→ PASSAGE SHOWN:
What have you encountered in your research on guessing decoding of CRC?
– In our research, we have met a number of difficulties. I would like to summarize these into two issues.
Firstly – how to generate the noise error patterns more efficiently. To guess the noise effects, a long period of testing should be conducted. When the mass data is achieved, it should be processed using smart algorithms. To guess the noise effects for decoding, the noise error patterns are generated from the most likely to the least likely. When the parameters of a specific noise effects family are input, the critical issue is generating the noise error patterns as quickly as possible. In general, the number of noise error patterns is huge. To overcome this problem, we have proposed a high parallel noise-error patterns generation architecture. We are still facing some dilemmas. For example, the power dissipation of the designed high parallel architecture is high, and this difficulty should be optimized in future work.

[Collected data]

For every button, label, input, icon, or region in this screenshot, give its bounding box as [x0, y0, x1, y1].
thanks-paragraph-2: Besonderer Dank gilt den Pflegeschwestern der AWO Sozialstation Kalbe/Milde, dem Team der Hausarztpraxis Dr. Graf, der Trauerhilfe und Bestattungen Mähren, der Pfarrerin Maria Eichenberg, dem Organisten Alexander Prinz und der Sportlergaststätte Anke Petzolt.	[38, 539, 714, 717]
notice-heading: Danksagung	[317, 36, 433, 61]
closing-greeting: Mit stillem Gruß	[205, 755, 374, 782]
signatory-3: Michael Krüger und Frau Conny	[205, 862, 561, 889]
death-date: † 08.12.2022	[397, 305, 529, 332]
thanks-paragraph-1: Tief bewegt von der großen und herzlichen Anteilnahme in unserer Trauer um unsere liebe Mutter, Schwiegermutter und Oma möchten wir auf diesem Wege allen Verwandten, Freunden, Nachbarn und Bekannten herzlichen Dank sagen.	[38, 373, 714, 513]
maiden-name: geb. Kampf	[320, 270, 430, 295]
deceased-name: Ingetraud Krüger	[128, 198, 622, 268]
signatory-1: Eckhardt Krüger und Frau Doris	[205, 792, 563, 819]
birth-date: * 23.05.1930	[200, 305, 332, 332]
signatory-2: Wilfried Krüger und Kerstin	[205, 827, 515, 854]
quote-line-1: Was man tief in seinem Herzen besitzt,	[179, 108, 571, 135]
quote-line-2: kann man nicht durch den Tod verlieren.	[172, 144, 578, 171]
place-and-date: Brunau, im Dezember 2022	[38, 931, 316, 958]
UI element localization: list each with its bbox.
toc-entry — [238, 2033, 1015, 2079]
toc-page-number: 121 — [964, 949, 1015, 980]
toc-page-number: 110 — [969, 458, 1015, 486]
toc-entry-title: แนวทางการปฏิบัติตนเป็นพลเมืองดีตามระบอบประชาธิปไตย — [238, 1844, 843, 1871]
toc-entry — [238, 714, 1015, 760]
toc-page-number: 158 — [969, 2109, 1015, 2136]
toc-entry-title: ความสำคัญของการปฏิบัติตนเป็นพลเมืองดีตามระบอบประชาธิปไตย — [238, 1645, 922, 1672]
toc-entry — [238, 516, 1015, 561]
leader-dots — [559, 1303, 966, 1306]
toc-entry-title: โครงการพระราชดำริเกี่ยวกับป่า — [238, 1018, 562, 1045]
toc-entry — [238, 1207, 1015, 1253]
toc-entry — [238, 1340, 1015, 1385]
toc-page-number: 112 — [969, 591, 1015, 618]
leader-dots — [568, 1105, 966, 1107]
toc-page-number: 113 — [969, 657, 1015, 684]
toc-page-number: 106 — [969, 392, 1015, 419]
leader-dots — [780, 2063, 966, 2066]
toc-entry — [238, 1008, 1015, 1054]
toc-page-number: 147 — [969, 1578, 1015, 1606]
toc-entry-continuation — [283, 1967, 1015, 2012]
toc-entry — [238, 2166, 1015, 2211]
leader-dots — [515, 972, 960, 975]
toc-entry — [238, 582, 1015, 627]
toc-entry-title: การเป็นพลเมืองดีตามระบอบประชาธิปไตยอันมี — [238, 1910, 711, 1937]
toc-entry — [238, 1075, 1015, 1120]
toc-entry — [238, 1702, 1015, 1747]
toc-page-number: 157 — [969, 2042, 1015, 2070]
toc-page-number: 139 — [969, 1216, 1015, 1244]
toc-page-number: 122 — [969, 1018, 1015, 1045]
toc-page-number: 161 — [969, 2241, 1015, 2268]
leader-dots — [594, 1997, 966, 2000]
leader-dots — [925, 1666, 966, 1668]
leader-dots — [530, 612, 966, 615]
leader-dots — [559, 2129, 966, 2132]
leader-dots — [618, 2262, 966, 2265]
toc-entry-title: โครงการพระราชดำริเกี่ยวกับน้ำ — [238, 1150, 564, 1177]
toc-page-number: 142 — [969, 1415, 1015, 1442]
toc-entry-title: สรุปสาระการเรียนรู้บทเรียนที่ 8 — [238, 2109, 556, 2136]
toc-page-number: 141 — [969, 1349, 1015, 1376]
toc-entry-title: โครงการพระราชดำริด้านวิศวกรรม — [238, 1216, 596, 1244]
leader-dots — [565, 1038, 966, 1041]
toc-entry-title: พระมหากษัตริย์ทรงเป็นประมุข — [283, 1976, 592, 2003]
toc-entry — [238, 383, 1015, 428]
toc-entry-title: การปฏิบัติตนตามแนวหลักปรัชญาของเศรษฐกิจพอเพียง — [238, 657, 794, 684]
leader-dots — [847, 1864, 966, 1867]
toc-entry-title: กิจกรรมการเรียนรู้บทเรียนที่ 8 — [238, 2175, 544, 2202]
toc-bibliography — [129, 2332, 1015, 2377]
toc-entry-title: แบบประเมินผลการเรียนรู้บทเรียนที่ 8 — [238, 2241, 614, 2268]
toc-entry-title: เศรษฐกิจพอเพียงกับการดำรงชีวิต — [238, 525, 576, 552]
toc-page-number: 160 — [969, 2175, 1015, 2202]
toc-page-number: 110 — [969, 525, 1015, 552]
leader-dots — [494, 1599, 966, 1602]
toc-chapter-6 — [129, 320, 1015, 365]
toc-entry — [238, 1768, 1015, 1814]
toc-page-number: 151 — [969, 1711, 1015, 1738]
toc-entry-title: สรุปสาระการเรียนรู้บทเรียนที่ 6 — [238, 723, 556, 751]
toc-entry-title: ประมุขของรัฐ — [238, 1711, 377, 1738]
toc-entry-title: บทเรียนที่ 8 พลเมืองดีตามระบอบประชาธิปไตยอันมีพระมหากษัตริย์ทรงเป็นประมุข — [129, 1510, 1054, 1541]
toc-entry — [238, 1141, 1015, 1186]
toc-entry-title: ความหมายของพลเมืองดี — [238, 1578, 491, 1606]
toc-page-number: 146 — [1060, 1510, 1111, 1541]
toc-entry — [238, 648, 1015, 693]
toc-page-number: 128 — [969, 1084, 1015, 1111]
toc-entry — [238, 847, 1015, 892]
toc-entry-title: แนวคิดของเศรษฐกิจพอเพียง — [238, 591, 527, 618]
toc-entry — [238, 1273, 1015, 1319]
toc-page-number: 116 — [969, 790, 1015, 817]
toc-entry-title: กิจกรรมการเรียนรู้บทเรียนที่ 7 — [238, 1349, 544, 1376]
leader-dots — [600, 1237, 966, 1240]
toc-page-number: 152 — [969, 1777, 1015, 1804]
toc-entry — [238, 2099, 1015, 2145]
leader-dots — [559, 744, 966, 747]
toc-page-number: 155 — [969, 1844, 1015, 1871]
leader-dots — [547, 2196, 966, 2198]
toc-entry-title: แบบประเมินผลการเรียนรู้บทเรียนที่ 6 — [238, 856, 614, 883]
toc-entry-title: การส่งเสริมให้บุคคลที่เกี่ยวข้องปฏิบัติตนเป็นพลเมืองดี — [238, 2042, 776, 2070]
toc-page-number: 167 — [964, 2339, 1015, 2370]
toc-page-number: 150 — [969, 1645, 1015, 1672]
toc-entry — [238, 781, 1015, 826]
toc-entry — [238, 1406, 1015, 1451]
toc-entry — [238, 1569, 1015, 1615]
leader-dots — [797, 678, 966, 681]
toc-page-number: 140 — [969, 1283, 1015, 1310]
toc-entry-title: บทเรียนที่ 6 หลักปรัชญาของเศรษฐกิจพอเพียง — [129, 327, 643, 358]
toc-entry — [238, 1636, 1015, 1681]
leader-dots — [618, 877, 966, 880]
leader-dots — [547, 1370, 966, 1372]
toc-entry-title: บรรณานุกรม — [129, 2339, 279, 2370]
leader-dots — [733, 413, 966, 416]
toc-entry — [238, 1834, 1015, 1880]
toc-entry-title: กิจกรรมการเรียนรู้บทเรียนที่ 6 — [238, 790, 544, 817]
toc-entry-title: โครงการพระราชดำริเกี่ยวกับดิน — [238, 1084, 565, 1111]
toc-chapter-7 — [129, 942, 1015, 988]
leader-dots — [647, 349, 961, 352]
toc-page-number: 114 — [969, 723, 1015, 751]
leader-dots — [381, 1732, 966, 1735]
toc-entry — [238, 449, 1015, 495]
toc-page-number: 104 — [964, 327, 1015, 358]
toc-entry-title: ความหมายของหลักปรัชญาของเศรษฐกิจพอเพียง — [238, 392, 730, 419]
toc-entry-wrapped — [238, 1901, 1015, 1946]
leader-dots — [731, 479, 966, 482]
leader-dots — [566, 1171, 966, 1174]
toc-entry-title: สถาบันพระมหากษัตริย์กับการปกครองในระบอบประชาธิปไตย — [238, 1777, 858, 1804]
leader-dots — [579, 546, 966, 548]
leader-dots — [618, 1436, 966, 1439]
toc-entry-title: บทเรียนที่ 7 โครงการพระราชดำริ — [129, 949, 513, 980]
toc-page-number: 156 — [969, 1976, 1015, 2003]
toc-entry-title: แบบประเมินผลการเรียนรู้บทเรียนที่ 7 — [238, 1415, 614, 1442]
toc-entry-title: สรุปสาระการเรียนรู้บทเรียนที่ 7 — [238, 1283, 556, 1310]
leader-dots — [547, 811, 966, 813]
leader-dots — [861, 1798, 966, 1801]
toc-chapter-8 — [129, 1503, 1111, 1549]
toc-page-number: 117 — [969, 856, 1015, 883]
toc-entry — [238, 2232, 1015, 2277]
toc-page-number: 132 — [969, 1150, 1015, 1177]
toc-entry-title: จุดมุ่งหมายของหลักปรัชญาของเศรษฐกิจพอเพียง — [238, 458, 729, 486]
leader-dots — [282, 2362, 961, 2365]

→ WHAT THE EXERCISE ASKS:
Write out the part of the passage on guessing decoding of CRC from "Firstly – how" up to and including "in future work.", word for word.

→ EXERCISE RESPONSE:
Firstly – how to generate the noise error patterns more efficiently. To guess the noise effects, a long period of testing should be conducted. When the mass data is achieved, it should be processed using smart algorithms. To guess the noise effects for decoding, the noise error patterns are generated from the most likely to the least likely. When the parameters of a specific noise effects family are input, the critical issue is generating the noise error patterns as quickly as possible. In general, the number of noise error patterns is huge. To overcome this problem, we have proposed a high parallel noise-error patterns generation architecture. We are still facing some dilemmas. For example, the power dissipation of the designed high parallel architecture is high, and this difficulty should be optimized in future work.